Exercise objective
Find the word "latest" in the listing; pull out each line holding it.

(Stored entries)
↓

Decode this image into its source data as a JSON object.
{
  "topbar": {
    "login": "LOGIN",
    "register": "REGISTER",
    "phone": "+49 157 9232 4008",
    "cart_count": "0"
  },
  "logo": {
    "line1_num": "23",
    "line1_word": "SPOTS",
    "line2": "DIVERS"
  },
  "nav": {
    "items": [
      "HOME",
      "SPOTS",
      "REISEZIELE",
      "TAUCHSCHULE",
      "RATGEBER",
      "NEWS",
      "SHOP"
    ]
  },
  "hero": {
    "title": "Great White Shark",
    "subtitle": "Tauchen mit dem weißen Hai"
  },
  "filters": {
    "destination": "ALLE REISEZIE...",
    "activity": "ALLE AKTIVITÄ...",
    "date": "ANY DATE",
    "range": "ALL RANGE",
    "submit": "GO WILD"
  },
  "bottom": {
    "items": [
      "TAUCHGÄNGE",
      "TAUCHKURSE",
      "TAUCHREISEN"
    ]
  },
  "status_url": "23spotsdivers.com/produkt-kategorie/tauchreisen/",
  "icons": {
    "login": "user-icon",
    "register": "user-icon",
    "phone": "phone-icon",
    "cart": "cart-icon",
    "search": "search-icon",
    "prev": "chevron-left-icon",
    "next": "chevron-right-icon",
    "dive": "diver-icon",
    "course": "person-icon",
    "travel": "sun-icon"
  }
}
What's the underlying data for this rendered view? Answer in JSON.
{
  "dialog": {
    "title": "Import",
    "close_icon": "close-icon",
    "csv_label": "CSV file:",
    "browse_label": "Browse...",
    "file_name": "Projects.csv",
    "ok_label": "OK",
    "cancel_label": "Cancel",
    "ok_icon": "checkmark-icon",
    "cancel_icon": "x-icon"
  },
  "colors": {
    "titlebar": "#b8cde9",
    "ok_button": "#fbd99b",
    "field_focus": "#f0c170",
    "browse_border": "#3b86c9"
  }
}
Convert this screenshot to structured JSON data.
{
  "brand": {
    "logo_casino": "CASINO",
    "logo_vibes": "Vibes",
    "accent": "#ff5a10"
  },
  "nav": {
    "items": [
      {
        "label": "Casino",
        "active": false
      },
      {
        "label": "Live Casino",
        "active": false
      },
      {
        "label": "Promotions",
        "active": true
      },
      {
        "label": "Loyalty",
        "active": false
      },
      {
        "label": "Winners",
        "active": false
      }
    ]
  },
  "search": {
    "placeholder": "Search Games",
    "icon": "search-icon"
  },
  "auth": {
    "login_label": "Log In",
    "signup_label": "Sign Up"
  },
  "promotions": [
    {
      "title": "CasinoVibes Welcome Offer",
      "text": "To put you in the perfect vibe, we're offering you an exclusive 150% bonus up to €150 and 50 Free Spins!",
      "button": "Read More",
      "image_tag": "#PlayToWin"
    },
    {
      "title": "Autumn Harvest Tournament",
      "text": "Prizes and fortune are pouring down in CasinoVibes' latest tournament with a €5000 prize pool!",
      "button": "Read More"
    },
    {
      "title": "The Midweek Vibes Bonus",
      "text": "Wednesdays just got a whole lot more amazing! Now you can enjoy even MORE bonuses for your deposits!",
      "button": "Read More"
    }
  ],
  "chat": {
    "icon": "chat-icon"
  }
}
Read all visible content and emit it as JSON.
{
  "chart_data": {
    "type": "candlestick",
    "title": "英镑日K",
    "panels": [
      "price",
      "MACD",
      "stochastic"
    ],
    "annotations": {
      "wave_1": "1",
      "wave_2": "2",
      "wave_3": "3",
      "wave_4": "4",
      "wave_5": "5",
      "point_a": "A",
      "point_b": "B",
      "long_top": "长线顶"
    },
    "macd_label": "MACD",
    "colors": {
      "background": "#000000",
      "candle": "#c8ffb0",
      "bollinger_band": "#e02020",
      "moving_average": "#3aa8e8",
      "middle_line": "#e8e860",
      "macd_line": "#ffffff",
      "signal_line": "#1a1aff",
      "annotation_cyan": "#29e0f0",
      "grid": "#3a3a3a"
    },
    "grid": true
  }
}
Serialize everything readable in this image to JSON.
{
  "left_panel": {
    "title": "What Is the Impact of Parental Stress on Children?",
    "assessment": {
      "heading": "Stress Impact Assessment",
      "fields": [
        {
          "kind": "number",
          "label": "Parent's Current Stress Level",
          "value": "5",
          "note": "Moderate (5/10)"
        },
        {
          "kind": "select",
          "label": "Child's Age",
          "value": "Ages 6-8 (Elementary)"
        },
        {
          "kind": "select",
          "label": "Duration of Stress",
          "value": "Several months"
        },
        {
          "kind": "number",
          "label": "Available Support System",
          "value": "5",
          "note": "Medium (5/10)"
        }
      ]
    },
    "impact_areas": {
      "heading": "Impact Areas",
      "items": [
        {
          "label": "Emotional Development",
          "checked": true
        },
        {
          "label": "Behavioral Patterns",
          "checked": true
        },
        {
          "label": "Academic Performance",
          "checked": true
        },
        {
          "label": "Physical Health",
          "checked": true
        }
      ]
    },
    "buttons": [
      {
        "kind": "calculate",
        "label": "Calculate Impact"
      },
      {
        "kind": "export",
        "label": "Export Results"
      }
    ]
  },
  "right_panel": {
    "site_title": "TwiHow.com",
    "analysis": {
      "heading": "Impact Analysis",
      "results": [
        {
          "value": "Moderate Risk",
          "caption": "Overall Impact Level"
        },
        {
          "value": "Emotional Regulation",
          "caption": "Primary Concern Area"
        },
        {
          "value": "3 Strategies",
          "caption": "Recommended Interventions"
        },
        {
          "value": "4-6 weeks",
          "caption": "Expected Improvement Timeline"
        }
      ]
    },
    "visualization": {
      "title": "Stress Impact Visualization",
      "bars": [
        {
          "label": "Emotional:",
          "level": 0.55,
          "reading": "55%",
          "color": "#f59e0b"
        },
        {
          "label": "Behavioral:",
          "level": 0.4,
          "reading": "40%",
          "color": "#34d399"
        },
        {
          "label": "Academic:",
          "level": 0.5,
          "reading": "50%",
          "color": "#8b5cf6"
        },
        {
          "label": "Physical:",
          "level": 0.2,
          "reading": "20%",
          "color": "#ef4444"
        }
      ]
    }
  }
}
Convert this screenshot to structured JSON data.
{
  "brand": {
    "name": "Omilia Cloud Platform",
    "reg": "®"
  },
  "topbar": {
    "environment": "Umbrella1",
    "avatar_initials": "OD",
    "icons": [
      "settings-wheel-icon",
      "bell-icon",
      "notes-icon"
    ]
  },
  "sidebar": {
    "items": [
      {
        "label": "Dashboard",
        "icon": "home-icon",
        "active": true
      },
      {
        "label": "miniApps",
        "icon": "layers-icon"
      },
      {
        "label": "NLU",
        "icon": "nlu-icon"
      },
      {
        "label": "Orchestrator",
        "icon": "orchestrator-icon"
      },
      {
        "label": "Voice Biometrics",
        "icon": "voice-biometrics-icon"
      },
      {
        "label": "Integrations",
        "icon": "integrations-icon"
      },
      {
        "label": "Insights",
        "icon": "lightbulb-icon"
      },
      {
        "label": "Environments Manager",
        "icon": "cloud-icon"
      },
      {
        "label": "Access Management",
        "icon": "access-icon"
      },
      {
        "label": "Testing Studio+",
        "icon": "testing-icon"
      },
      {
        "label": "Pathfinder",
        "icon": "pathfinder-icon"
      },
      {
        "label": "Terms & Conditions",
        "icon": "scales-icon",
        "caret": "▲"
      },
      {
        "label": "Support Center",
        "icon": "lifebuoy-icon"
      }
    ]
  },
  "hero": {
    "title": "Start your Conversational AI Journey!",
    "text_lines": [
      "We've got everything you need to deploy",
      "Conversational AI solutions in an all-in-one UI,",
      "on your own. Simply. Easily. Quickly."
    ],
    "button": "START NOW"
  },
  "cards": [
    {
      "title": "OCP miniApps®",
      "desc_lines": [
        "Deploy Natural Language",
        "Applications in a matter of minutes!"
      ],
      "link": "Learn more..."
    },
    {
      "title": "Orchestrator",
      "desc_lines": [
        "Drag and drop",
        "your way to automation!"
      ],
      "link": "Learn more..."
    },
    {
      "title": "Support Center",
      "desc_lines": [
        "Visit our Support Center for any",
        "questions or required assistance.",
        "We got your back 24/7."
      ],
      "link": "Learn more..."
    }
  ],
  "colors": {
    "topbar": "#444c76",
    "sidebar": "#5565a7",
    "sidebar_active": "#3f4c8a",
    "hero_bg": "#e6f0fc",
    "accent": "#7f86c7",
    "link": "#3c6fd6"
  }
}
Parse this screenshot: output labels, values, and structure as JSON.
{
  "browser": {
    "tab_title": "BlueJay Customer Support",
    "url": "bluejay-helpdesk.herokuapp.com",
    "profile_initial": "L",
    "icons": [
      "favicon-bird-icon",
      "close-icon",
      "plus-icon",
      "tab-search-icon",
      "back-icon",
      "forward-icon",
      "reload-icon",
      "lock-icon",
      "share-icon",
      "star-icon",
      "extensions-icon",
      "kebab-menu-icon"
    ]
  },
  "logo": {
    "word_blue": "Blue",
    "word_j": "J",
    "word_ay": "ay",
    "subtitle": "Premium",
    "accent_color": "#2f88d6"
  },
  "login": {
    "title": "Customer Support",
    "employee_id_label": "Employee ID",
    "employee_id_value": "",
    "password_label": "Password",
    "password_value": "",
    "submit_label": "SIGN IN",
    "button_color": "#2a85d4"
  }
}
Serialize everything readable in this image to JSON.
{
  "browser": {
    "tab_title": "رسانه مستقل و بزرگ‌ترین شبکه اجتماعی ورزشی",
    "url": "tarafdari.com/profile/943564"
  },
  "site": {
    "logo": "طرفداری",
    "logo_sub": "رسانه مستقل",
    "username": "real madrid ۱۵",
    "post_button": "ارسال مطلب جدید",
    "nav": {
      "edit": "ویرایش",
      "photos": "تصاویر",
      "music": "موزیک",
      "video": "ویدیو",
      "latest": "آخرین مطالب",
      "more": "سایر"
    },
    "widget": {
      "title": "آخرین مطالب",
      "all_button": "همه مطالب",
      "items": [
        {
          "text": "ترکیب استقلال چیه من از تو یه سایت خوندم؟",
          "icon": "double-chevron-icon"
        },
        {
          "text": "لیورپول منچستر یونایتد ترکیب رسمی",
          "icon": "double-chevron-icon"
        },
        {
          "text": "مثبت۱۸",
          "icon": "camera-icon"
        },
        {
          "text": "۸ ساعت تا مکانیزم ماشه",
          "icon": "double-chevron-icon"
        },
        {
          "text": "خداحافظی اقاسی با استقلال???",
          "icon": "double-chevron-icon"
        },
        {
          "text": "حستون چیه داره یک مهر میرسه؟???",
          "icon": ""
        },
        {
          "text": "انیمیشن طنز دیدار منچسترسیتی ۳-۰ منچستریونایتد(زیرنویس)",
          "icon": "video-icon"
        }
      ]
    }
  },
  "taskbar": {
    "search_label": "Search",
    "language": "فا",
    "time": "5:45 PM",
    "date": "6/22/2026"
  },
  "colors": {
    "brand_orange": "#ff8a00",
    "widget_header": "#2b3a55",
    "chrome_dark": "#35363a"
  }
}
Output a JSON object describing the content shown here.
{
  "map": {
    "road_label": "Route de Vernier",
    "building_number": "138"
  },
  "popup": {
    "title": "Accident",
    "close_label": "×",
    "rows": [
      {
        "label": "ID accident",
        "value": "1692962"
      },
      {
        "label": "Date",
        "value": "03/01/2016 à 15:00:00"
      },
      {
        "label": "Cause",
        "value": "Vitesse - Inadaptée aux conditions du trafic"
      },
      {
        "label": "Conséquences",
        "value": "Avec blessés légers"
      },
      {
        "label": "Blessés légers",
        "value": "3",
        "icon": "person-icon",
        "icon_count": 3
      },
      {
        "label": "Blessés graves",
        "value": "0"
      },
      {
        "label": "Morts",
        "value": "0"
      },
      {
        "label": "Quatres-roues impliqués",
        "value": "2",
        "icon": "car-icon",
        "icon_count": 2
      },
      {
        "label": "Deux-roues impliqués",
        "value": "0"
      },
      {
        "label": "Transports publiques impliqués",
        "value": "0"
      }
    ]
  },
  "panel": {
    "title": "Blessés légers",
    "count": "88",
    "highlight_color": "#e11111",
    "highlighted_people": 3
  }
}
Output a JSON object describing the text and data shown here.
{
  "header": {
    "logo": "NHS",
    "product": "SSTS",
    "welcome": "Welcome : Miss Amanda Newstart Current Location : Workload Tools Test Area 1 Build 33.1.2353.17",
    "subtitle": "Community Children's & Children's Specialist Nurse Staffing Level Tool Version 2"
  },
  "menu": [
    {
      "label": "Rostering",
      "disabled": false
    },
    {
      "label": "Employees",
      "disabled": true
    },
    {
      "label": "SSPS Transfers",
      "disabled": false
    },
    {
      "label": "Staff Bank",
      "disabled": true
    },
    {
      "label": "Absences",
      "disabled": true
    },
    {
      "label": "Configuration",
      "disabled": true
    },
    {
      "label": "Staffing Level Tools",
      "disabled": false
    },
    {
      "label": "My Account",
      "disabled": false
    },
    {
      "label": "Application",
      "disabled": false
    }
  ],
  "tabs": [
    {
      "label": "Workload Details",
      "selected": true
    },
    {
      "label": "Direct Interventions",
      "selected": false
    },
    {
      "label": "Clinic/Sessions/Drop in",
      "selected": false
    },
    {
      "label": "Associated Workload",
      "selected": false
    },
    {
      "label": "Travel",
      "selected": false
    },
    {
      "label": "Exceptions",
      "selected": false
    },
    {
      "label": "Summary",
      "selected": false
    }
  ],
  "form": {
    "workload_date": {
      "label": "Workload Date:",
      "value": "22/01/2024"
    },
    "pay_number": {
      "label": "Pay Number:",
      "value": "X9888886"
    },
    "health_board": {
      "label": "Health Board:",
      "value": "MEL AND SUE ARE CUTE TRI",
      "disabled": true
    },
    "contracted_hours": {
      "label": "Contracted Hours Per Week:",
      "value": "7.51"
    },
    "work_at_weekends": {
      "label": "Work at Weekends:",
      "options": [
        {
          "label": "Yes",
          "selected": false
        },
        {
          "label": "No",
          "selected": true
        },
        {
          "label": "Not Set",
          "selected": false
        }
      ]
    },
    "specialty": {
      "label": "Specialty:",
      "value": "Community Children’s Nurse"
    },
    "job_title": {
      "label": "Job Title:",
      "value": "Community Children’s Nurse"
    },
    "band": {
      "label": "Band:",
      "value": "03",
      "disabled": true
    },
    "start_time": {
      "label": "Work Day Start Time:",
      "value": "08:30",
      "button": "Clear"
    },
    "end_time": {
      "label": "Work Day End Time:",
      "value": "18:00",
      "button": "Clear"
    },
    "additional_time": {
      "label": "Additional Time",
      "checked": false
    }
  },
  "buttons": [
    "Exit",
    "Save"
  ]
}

↑

Solution
      "text": "Prizes and fortune are pouring down in CasinoVibes' latest tournament with a €5000 prize pool!",
      "latest": "آخرین مطالب",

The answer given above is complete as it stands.